Copy out the items word for word, starting at the line that contains "List every element" and ending at the line that contains "svg-text:30: 30 [70,66,78,73]", with both of those lines included. Leave the pictures out of your copy.

MATERIAL FOR THE TASK

[Begin]

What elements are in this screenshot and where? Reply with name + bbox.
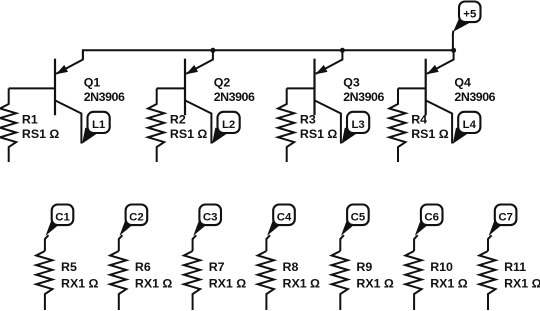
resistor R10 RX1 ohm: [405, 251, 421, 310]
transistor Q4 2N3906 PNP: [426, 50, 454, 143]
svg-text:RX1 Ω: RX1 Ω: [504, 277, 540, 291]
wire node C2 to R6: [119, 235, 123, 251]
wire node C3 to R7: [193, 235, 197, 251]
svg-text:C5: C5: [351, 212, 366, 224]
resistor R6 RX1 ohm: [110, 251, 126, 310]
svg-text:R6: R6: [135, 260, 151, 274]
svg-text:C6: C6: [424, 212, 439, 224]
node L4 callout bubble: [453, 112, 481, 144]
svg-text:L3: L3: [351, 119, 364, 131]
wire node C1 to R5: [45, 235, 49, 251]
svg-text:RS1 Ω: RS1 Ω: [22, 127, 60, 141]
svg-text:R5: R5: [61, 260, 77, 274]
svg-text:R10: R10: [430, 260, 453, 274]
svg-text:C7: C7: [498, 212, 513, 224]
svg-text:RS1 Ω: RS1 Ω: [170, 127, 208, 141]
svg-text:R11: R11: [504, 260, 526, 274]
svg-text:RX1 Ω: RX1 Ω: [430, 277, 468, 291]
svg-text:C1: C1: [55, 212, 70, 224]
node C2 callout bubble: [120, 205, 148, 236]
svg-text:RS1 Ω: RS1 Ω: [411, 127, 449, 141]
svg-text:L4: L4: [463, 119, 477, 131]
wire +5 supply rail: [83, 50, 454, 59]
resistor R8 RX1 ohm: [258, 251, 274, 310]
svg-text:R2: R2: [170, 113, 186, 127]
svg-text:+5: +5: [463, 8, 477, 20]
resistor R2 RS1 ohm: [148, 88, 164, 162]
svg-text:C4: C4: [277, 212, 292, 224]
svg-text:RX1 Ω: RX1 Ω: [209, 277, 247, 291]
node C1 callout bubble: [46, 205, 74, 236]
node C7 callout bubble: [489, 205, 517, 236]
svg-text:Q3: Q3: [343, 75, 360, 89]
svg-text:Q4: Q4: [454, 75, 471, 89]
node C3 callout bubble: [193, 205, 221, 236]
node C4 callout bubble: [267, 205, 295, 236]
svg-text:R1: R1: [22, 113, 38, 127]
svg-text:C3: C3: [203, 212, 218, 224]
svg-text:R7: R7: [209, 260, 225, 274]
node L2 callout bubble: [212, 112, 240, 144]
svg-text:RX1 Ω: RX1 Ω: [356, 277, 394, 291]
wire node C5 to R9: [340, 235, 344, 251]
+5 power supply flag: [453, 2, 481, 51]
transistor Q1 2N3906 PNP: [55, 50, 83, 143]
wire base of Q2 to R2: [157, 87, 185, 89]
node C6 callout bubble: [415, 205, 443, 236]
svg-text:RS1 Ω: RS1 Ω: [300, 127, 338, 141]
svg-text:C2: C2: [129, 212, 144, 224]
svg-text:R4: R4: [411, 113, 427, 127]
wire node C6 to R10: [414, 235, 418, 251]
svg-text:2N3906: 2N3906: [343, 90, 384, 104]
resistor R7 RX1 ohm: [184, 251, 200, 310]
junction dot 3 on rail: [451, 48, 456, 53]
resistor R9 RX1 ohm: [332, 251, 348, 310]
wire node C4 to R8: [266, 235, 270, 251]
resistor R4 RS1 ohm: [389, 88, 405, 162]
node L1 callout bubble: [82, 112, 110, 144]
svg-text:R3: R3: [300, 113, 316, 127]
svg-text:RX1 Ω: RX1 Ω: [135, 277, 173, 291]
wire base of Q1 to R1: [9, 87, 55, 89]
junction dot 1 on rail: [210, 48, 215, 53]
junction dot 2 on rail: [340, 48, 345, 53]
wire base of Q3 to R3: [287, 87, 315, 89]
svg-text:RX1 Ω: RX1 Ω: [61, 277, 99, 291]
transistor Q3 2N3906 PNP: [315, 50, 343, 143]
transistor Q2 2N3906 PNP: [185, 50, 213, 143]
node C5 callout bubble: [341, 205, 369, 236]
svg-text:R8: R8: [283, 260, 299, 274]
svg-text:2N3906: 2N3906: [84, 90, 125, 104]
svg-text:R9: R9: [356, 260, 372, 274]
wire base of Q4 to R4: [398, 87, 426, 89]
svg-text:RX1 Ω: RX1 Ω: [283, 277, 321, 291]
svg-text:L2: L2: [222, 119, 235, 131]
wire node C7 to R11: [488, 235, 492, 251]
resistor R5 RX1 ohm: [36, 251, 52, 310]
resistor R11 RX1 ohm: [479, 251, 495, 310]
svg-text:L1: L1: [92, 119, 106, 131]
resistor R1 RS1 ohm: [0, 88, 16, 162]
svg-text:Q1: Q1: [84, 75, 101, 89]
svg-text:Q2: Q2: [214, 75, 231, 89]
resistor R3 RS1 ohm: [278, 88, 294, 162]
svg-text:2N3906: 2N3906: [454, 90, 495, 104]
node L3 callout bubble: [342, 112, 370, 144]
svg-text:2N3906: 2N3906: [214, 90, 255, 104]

[End]
[Begin]

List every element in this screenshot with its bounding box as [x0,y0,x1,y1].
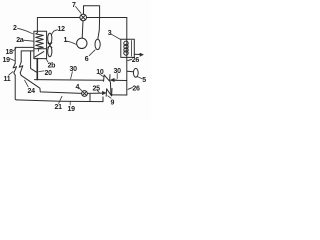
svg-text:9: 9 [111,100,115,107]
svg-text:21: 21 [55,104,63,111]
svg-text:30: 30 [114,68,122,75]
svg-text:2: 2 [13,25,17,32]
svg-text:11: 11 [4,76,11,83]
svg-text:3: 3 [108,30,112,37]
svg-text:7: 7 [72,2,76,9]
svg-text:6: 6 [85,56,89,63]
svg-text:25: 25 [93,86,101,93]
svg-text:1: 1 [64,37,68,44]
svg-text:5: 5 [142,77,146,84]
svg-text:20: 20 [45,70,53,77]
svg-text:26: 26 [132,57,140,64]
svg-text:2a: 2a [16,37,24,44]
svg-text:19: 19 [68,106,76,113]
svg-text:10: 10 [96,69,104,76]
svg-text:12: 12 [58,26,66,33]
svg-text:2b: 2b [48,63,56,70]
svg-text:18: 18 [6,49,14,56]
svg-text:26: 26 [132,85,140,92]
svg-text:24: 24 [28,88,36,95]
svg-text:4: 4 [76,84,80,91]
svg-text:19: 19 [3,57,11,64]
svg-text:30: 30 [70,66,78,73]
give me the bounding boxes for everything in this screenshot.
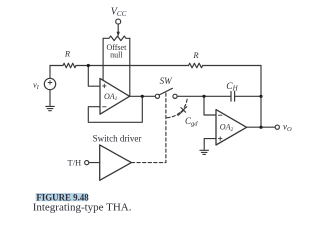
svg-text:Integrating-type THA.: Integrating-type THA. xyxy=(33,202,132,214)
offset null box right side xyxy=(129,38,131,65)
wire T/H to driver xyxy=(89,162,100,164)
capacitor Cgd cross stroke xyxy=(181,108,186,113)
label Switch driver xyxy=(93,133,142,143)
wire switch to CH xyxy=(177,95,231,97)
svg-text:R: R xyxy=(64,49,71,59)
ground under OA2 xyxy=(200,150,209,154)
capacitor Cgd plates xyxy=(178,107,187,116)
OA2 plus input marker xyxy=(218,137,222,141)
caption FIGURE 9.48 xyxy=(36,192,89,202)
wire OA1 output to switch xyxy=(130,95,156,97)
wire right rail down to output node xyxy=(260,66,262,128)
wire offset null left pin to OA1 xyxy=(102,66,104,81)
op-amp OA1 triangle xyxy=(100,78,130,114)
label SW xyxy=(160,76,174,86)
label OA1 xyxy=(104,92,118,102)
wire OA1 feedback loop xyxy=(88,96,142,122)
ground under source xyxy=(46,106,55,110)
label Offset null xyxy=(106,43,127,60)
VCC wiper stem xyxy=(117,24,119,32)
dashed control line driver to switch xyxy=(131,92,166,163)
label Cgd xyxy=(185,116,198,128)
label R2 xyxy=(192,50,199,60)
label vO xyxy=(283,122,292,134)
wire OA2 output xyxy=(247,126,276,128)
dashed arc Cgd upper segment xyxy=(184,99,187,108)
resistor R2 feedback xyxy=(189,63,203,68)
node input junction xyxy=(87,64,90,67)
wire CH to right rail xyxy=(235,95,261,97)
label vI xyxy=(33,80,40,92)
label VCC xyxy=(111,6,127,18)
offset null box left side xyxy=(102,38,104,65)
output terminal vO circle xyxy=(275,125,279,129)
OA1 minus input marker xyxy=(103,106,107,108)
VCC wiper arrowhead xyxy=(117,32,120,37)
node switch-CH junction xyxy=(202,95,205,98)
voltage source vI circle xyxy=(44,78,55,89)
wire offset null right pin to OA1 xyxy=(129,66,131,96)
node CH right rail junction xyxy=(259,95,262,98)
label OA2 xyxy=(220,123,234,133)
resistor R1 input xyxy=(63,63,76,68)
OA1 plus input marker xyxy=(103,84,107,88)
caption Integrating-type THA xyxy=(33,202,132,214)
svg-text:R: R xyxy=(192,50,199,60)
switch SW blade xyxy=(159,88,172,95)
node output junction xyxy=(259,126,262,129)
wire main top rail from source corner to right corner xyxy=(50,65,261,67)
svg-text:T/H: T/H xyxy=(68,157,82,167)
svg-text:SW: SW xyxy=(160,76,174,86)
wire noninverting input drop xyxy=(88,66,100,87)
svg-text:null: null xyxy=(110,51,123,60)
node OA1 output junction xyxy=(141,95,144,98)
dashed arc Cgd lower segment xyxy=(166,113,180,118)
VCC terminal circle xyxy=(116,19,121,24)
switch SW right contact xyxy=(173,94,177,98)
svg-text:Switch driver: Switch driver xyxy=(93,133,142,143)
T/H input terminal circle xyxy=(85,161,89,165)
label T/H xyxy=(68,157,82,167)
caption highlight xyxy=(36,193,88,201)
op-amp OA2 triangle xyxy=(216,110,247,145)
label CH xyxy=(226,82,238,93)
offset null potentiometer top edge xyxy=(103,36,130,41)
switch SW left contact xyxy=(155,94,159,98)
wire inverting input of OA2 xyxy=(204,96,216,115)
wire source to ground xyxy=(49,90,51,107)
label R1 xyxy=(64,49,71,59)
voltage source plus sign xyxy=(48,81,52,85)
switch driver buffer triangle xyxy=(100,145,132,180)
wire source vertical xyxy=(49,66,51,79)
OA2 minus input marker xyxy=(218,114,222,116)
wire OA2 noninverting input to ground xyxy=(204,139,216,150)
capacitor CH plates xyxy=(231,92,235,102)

[End]
[Begin]

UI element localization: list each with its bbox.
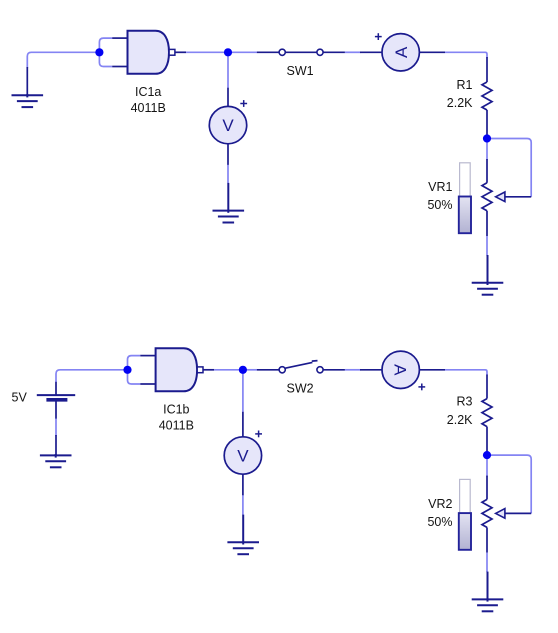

[End]

RESPONSE TO THE TASK
List every element in this screenshot with its bounding box as [x0,y0,x1,y1].
svg-text:9: 9 [111,100,115,107]
svg-text:21: 21 [55,104,63,111]
svg-text:30: 30 [114,68,122,75]
svg-text:2: 2 [13,25,17,32]
svg-text:11: 11 [4,76,11,83]
svg-text:3: 3 [108,30,112,37]
svg-text:7: 7 [72,2,76,9]
svg-text:6: 6 [85,56,89,63]
svg-text:25: 25 [93,86,101,93]
svg-text:1: 1 [64,37,68,44]
svg-text:5: 5 [142,77,146,84]
svg-text:20: 20 [45,70,53,77]
svg-text:26: 26 [132,57,140,64]
svg-text:2a: 2a [16,37,24,44]
svg-text:19: 19 [68,106,76,113]
svg-text:10: 10 [96,69,104,76]
svg-text:12: 12 [58,26,66,33]
svg-text:2b: 2b [48,63,56,70]
svg-text:18: 18 [6,49,14,56]
svg-text:26: 26 [132,85,140,92]
svg-text:24: 24 [28,88,36,95]
svg-text:4: 4 [76,84,80,91]
svg-text:19: 19 [3,57,11,64]
svg-text:30: 30 [70,66,78,73]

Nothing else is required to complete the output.